§ **Items**
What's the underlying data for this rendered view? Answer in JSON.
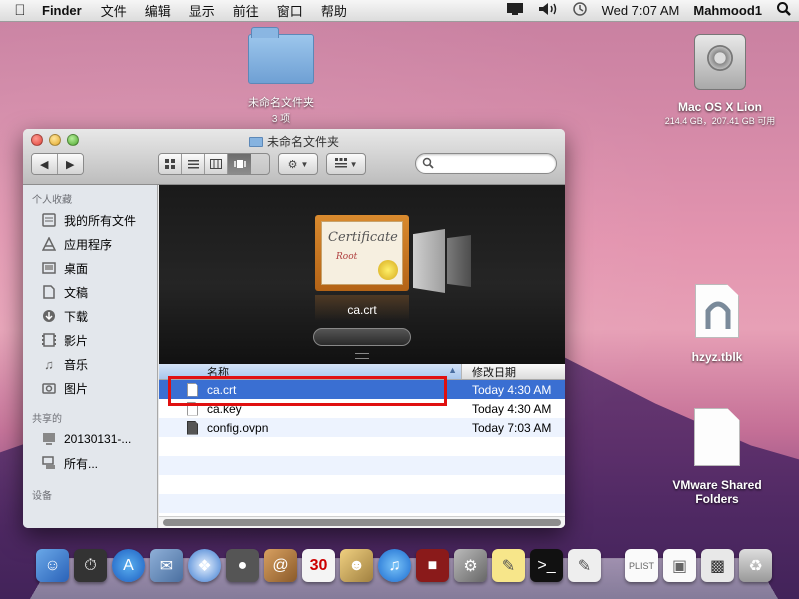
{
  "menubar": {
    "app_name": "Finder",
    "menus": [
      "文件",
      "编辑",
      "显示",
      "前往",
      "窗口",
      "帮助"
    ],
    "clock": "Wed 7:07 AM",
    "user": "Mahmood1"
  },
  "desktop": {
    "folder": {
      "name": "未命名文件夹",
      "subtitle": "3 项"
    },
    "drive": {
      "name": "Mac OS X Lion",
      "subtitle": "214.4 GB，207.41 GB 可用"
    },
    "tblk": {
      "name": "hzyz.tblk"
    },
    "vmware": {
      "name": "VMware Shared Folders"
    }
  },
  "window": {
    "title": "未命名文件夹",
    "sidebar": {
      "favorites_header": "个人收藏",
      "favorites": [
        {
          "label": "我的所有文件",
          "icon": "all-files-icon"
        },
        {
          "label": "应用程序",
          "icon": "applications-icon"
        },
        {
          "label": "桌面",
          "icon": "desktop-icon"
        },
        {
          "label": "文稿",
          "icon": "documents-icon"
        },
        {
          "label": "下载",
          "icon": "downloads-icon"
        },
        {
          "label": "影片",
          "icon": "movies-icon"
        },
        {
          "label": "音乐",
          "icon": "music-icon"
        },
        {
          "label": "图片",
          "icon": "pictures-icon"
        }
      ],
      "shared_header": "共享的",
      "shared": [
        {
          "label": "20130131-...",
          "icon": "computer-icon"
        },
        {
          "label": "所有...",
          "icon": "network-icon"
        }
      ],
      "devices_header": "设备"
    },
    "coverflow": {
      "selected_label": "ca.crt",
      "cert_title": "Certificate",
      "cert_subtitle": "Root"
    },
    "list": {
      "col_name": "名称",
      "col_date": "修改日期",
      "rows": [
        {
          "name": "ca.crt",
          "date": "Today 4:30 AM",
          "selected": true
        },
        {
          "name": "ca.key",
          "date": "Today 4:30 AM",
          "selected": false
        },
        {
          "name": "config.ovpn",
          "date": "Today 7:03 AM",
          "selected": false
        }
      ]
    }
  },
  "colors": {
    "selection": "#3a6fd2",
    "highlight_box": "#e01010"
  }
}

§ **Set task**
Reproduce the records, all of them, word for word; omit the pictures.

§ **Written solution**
What's the underlying data for this rendered view? Answer in JSON.
{
  "menubar": {
    "app_name": "Finder",
    "menus": [
      "文件",
      "编辑",
      "显示",
      "前往",
      "窗口",
      "帮助"
    ],
    "clock": "Wed 7:07 AM",
    "user": "Mahmood1"
  },
  "desktop": {
    "folder": {
      "name": "未命名文件夹",
      "subtitle": "3 项"
    },
    "drive": {
      "name": "Mac OS X Lion",
      "subtitle": "214.4 GB，207.41 GB 可用"
    },
    "tblk": {
      "name": "hzyz.tblk"
    },
    "vmware": {
      "name": "VMware Shared Folders"
    }
  },
  "window": {
    "title": "未命名文件夹",
    "sidebar": {
      "favorites_header": "个人收藏",
      "favorites": [
        {
          "label": "我的所有文件",
          "icon": "all-files-icon"
        },
        {
          "label": "应用程序",
          "icon": "applications-icon"
        },
        {
          "label": "桌面",
          "icon": "desktop-icon"
        },
        {
          "label": "文稿",
          "icon": "documents-icon"
        },
        {
          "label": "下载",
          "icon": "downloads-icon"
        },
        {
          "label": "影片",
          "icon": "movies-icon"
        },
        {
          "label": "音乐",
          "icon": "music-icon"
        },
        {
          "label": "图片",
          "icon": "pictures-icon"
        }
      ],
      "shared_header": "共享的",
      "shared": [
        {
          "label": "20130131-...",
          "icon": "computer-icon"
        },
        {
          "label": "所有...",
          "icon": "network-icon"
        }
      ],
      "devices_header": "设备"
    },
    "coverflow": {
      "selected_label": "ca.crt",
      "cert_title": "Certificate",
      "cert_subtitle": "Root"
    },
    "list": {
      "col_name": "名称",
      "col_date": "修改日期",
      "rows": [
        {
          "name": "ca.crt",
          "date": "Today 4:30 AM",
          "selected": true
        },
        {
          "name": "ca.key",
          "date": "Today 4:30 AM",
          "selected": false
        },
        {
          "name": "config.ovpn",
          "date": "Today 7:03 AM",
          "selected": false
        }
      ]
    }
  },
  "colors": {
    "selection": "#3a6fd2",
    "highlight_box": "#e01010"
  }
}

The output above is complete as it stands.